(Lines of data)
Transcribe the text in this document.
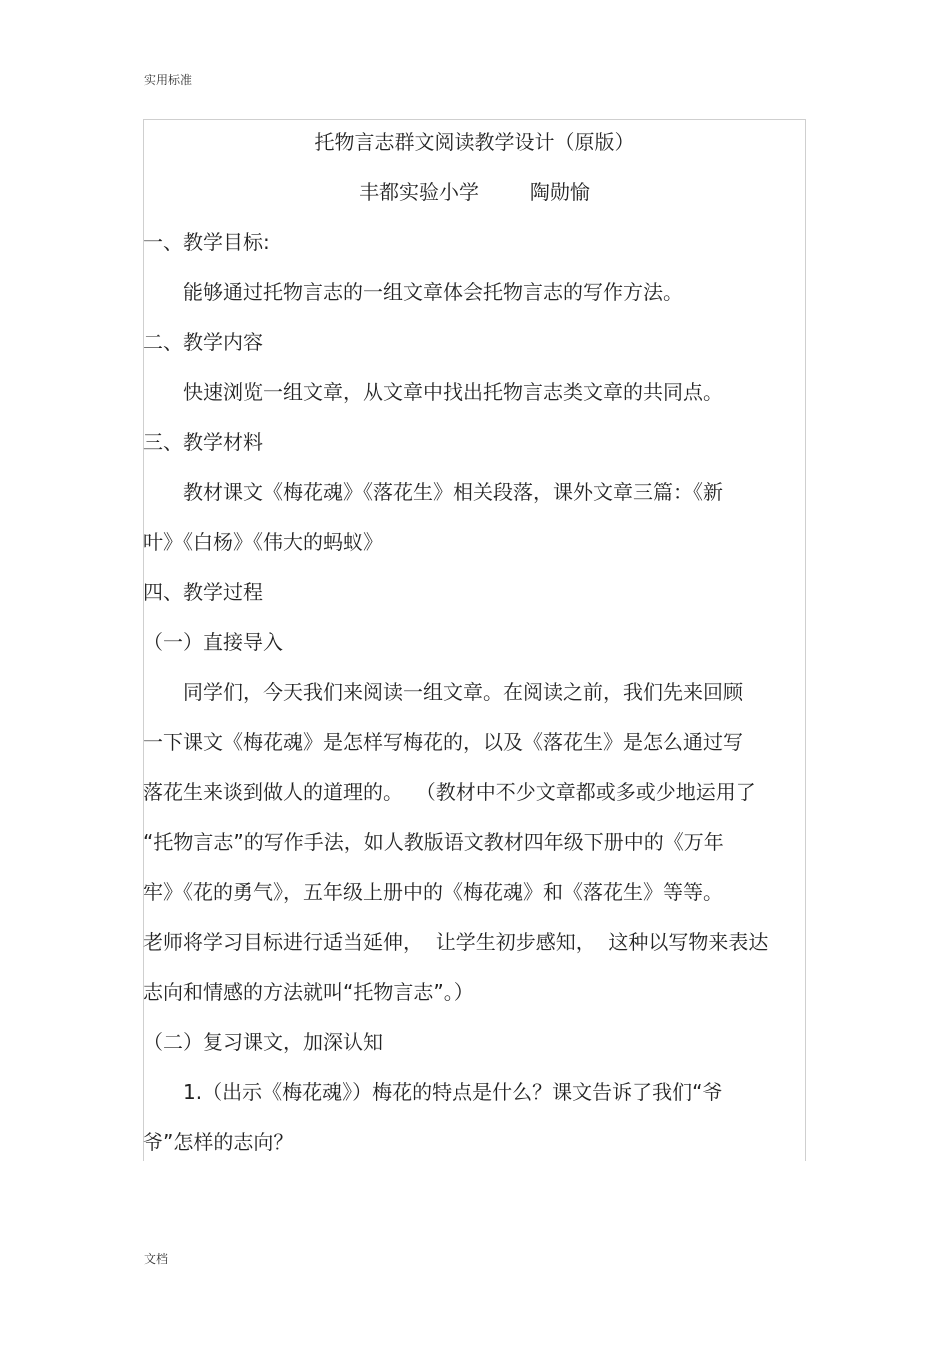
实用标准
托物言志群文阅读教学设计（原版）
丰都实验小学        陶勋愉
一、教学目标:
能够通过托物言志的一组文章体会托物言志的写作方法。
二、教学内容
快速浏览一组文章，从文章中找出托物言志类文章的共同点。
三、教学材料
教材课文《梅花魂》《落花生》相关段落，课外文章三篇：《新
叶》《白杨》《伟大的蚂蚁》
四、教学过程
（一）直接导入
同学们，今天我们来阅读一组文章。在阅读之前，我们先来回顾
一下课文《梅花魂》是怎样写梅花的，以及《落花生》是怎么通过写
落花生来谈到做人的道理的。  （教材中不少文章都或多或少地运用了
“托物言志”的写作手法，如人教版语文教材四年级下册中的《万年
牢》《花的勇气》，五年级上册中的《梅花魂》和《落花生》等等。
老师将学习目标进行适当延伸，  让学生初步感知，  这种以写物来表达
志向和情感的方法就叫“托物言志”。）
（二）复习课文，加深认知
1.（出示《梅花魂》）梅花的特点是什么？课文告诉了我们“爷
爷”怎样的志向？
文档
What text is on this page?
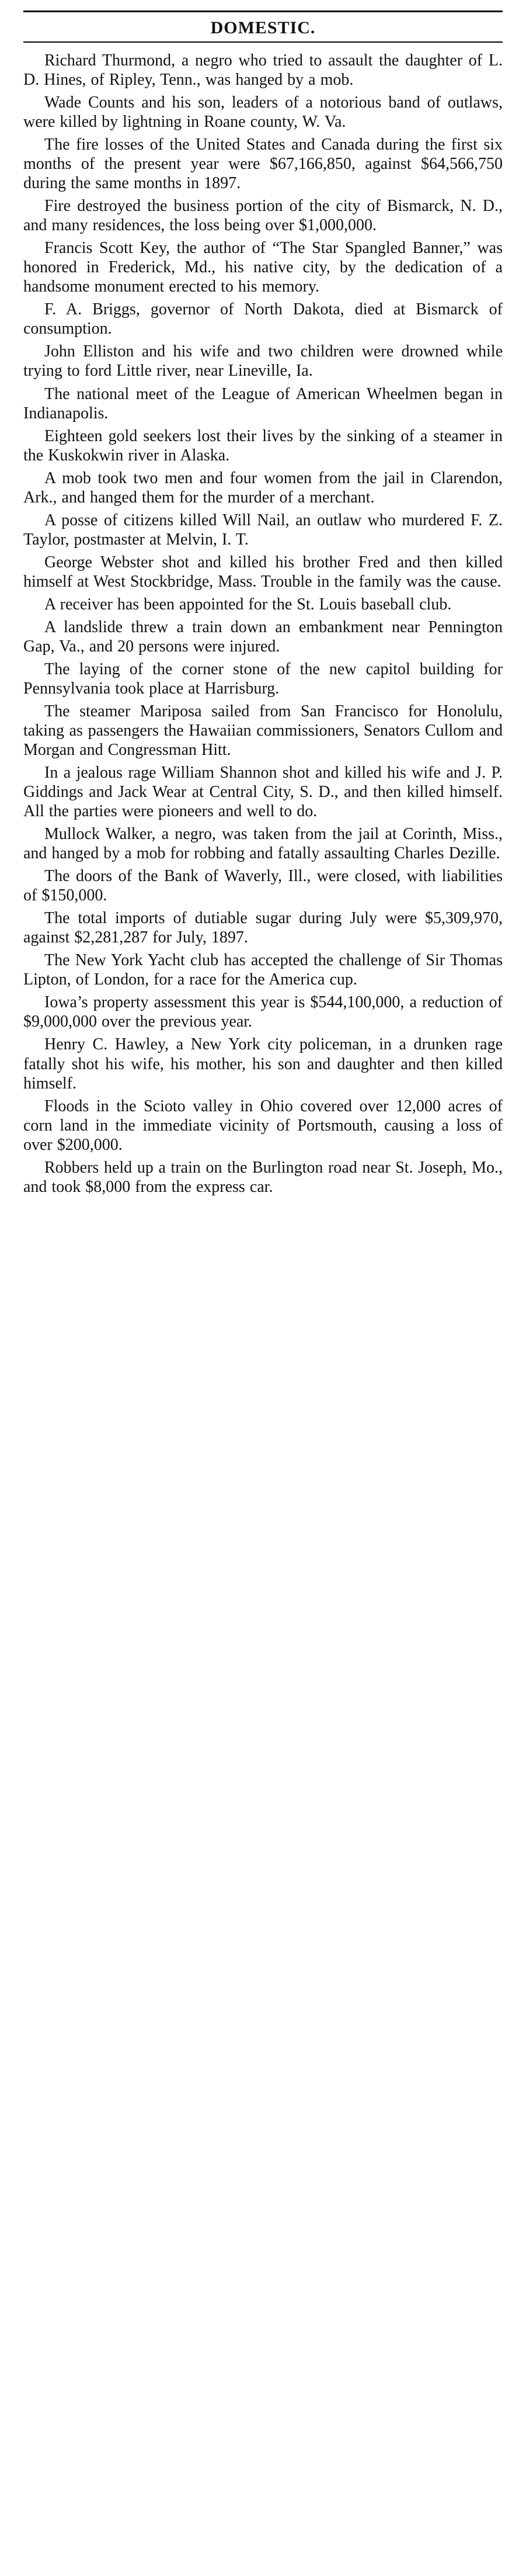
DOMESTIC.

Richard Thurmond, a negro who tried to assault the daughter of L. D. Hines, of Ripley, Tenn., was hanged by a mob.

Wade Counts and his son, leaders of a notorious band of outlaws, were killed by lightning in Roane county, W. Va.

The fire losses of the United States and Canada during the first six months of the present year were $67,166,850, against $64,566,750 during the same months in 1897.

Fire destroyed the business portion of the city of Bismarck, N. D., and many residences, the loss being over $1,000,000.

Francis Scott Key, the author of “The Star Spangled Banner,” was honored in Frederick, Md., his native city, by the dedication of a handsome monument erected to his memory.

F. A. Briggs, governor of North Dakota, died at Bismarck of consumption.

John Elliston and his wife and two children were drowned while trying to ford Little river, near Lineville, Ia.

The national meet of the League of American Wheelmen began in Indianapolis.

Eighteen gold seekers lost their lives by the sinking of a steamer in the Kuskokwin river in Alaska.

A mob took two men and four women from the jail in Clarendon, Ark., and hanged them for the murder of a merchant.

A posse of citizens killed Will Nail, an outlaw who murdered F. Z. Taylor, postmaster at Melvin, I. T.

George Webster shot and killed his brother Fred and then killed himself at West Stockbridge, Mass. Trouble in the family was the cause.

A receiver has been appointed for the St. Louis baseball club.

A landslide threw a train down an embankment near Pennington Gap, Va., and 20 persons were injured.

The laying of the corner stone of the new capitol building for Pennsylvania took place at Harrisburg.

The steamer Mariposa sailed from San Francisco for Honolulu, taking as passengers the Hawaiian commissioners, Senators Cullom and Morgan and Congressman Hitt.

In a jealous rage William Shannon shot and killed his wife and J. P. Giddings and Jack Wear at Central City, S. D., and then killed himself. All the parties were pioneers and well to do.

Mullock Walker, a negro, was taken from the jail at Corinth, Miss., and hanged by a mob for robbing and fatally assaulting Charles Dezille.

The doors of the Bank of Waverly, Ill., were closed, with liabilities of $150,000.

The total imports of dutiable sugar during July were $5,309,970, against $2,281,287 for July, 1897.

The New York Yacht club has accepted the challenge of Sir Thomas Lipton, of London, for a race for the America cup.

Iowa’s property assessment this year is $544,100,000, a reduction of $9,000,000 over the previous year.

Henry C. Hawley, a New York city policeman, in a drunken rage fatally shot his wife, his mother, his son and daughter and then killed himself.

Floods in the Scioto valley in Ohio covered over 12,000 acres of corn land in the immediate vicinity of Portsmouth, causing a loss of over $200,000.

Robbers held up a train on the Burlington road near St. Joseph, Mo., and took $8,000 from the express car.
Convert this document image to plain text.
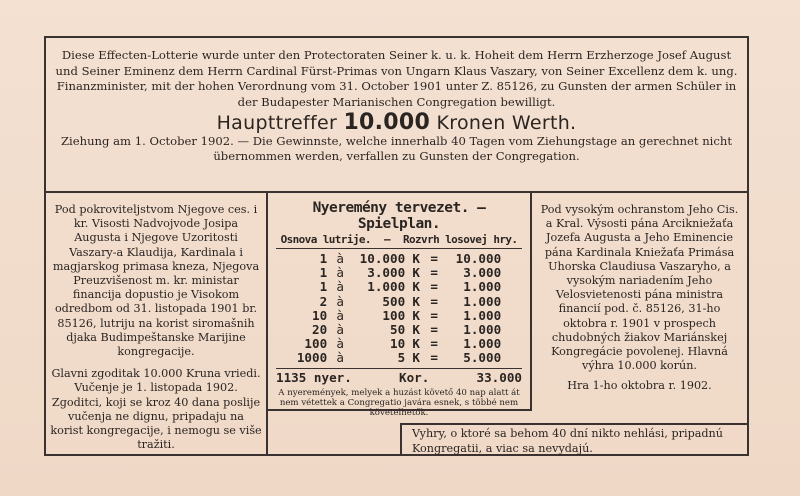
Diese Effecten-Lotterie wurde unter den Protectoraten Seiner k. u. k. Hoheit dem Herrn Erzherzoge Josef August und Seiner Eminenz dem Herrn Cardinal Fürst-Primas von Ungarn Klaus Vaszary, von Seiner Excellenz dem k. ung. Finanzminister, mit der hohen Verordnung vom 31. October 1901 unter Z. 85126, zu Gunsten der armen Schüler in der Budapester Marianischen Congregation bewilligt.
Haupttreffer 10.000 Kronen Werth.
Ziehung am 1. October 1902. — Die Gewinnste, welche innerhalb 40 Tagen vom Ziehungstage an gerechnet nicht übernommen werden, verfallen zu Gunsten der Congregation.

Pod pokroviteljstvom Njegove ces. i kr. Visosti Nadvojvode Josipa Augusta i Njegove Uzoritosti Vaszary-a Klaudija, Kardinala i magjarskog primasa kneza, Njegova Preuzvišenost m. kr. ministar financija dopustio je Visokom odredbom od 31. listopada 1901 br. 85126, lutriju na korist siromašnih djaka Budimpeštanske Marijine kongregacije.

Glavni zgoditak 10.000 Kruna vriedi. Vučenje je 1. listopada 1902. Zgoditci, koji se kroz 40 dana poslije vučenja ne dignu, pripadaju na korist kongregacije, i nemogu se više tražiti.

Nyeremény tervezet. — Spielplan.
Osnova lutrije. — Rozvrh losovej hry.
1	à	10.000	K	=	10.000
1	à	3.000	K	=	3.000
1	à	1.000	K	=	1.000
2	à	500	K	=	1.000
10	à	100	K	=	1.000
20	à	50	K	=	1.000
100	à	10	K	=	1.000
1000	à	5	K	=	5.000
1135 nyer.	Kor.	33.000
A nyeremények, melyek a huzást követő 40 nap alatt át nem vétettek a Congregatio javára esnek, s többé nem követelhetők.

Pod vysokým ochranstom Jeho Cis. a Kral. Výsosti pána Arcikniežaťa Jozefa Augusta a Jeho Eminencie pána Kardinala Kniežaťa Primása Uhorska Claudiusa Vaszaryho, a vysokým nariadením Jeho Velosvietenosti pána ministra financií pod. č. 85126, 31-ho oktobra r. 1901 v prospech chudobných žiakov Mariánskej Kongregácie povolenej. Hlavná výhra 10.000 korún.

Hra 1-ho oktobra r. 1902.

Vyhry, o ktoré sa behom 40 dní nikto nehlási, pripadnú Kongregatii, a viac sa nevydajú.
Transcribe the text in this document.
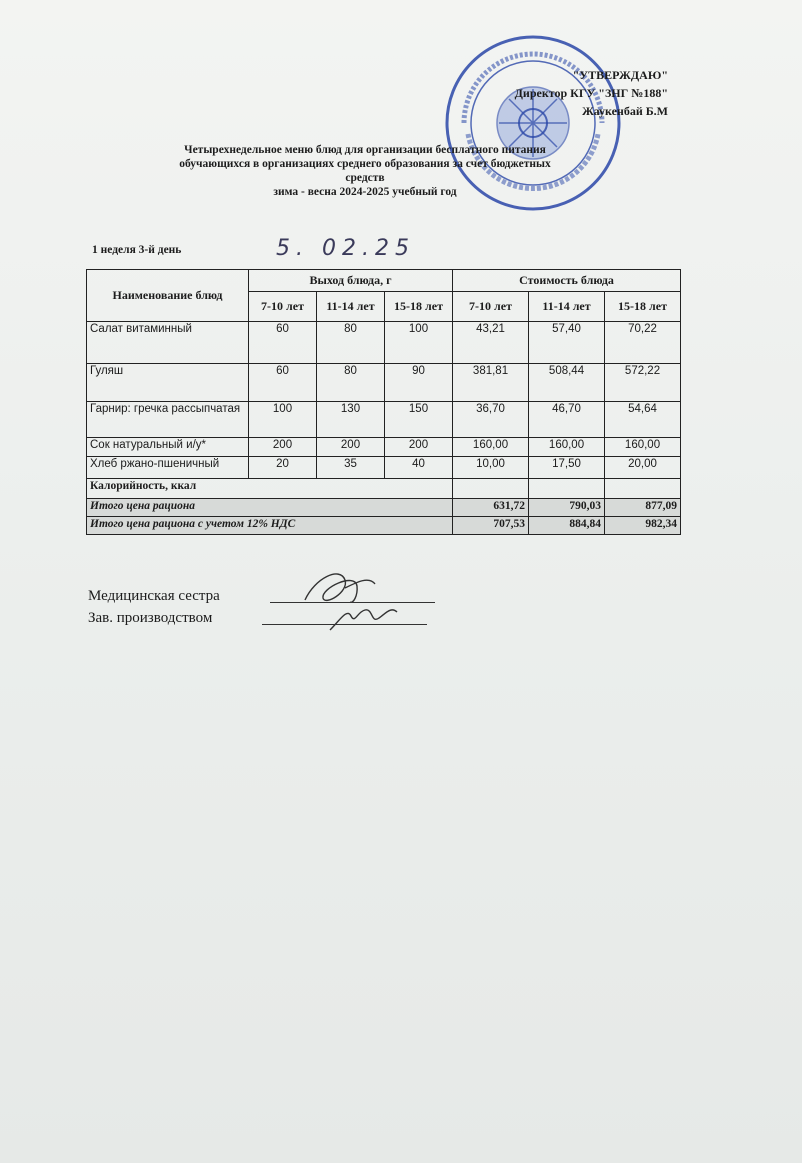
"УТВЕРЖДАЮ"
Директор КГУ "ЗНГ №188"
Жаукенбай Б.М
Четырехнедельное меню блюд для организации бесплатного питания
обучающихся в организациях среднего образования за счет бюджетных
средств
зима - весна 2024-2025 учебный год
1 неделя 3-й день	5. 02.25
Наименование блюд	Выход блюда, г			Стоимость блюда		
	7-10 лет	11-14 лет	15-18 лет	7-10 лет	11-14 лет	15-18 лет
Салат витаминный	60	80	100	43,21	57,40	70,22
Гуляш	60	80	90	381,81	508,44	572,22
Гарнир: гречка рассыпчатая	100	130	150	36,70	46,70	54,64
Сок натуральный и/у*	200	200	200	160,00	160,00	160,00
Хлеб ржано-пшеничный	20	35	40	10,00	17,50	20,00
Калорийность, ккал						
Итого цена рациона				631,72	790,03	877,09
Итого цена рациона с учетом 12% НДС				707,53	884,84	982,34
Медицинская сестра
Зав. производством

## OBJECTIVE
Transcribe each line above verbatim, with the pictures left out.

## THE SOLUTION
Transcribe the text in this document.
实用标准
托物言志群文阅读教学设计（原版）
丰都实验小学        陶勋愉
一、教学目标:
能够通过托物言志的一组文章体会托物言志的写作方法。
二、教学内容
快速浏览一组文章，从文章中找出托物言志类文章的共同点。
三、教学材料
教材课文《梅花魂》《落花生》相关段落，课外文章三篇：《新
叶》《白杨》《伟大的蚂蚁》
四、教学过程
（一）直接导入
同学们，今天我们来阅读一组文章。在阅读之前，我们先来回顾
一下课文《梅花魂》是怎样写梅花的，以及《落花生》是怎么通过写
落花生来谈到做人的道理的。  （教材中不少文章都或多或少地运用了
“托物言志”的写作手法，如人教版语文教材四年级下册中的《万年
牢》《花的勇气》，五年级上册中的《梅花魂》和《落花生》等等。
老师将学习目标进行适当延伸，  让学生初步感知，  这种以写物来表达
志向和情感的方法就叫“托物言志”。）
（二）复习课文，加深认知
1.（出示《梅花魂》）梅花的特点是什么？课文告诉了我们“爷
爷”怎样的志向？
文档
What text is on this page?
DOMESTIC.

Richard Thurmond, a negro who tried to assault the daughter of L. D. Hines, of Ripley, Tenn., was hanged by a mob.

Wade Counts and his son, leaders of a notorious band of outlaws, were killed by lightning in Roane county, W. Va.

The fire losses of the United States and Canada during the first six months of the present year were $67,166,850, against $64,566,750 during the same months in 1897.

Fire destroyed the business portion of the city of Bismarck, N. D., and many residences, the loss being over $1,000,000.

Francis Scott Key, the author of “The Star Spangled Banner,” was honored in Frederick, Md., his native city, by the dedication of a handsome monument erected to his memory.

F. A. Briggs, governor of North Dakota, died at Bismarck of consumption.

John Elliston and his wife and two children were drowned while trying to ford Little river, near Lineville, Ia.

The national meet of the League of American Wheelmen began in Indianapolis.

Eighteen gold seekers lost their lives by the sinking of a steamer in the Kuskokwin river in Alaska.

A mob took two men and four women from the jail in Clarendon, Ark., and hanged them for the murder of a merchant.

A posse of citizens killed Will Nail, an outlaw who murdered F. Z. Taylor, postmaster at Melvin, I. T.

George Webster shot and killed his brother Fred and then killed himself at West Stockbridge, Mass. Trouble in the family was the cause.

A receiver has been appointed for the St. Louis baseball club.

A landslide threw a train down an embankment near Pennington Gap, Va., and 20 persons were injured.

The laying of the corner stone of the new capitol building for Pennsylvania took place at Harrisburg.

The steamer Mariposa sailed from San Francisco for Honolulu, taking as passengers the Hawaiian commissioners, Senators Cullom and Morgan and Congressman Hitt.

In a jealous rage William Shannon shot and killed his wife and J. P. Giddings and Jack Wear at Central City, S. D., and then killed himself. All the parties were pioneers and well to do.

Mullock Walker, a negro, was taken from the jail at Corinth, Miss., and hanged by a mob for robbing and fatally assaulting Charles Dezille.

The doors of the Bank of Waverly, Ill., were closed, with liabilities of $150,000.

The total imports of dutiable sugar during July were $5,309,970, against $2,281,287 for July, 1897.

The New York Yacht club has accepted the challenge of Sir Thomas Lipton, of London, for a race for the America cup.

Iowa’s property assessment this year is $544,100,000, a reduction of $9,000,000 over the previous year.

Henry C. Hawley, a New York city policeman, in a drunken rage fatally shot his wife, his mother, his son and daughter and then killed himself.

Floods in the Scioto valley in Ohio covered over 12,000 acres of corn land in the immediate vicinity of Portsmouth, causing a loss of over $200,000.

Robbers held up a train on the Burlington road near St. Joseph, Mo., and took $8,000 from the express car.
Convert this document image to plain text.
Diese Effecten-Lotterie wurde unter den Protectoraten Seiner k. u. k. Hoheit dem Herrn Erzherzoge Josef August und Seiner Eminenz dem Herrn Cardinal Fürst-Primas von Ungarn Klaus Vaszary, von Seiner Excellenz dem k. ung. Finanzminister, mit der hohen Verordnung vom 31. October 1901 unter Z. 85126, zu Gunsten der armen Schüler in der Budapester Marianischen Congregation bewilligt.
Haupttreffer 10.000 Kronen Werth.
Ziehung am 1. October 1902. — Die Gewinnste, welche innerhalb 40 Tagen vom Ziehungstage an gerechnet nicht übernommen werden, verfallen zu Gunsten der Congregation.

Pod pokroviteljstvom Njegove ces. i kr. Visosti Nadvojvode Josipa Augusta i Njegove Uzoritosti Vaszary-a Klaudija, Kardinala i magjarskog primasa kneza, Njegova Preuzvišenost m. kr. ministar financija dopustio je Visokom odredbom od 31. listopada 1901 br. 85126, lutriju na korist siromašnih djaka Budimpeštanske Marijine kongregacije.

Glavni zgoditak 10.000 Kruna vriedi. Vučenje je 1. listopada 1902. Zgoditci, koji se kroz 40 dana poslije vučenja ne dignu, pripadaju na korist kongregacije, i nemogu se više tražiti.

Nyeremény tervezet. — Spielplan.
Osnova lutrije. — Rozvrh losovej hry.
1	à	10.000	K	=	10.000
1	à	3.000	K	=	3.000
1	à	1.000	K	=	1.000
2	à	500	K	=	1.000
10	à	100	K	=	1.000
20	à	50	K	=	1.000
100	à	10	K	=	1.000
1000	à	5	K	=	5.000
1135 nyer.	Kor.	33.000
A nyeremények, melyek a huzást követő 40 nap alatt át nem vétettek a Congregatio javára esnek, s többé nem követelhetők.

Pod vysokým ochranstom Jeho Cis. a Kral. Výsosti pána Arcikniežaťa Jozefa Augusta a Jeho Eminencie pána Kardinala Kniežaťa Primása Uhorska Claudiusa Vaszaryho, a vysokým nariadením Jeho Velosvietenosti pána ministra financií pod. č. 85126, 31-ho oktobra r. 1901 v prospech chudobných žiakov Mariánskej Kongregácie povolenej. Hlavná výhra 10.000 korún.

Hra 1-ho oktobra r. 1902.

Vyhry, o ktoré sa behom 40 dní nikto nehlási, pripadnú Kongregatii, a viac sa nevydajú.
Transcribe the text in this document.
"УТВЕРЖДАЮ"
Директор КГУ "ЗНГ №188"
Жаукенбай Б.М
Четырехнедельное меню блюд для организации бесплатного питания
обучающихся в организациях среднего образования за счет бюджетных
средств
зима - весна 2024-2025 учебный год
1 неделя 3-й день	5. 02.25
Наименование блюд	Выход блюда, г			Стоимость блюда		
	7-10 лет	11-14 лет	15-18 лет	7-10 лет	11-14 лет	15-18 лет
Салат витаминный	60	80	100	43,21	57,40	70,22
Гуляш	60	80	90	381,81	508,44	572,22
Гарнир: гречка рассыпчатая	100	130	150	36,70	46,70	54,64
Сок натуральный и/у*	200	200	200	160,00	160,00	160,00
Хлеб ржано-пшеничный	20	35	40	10,00	17,50	20,00
Калорийность, ккал						
Итого цена рациона				631,72	790,03	877,09
Итого цена рациона с учетом 12% НДС				707,53	884,84	982,34
Медицинская сестра
Зав. производством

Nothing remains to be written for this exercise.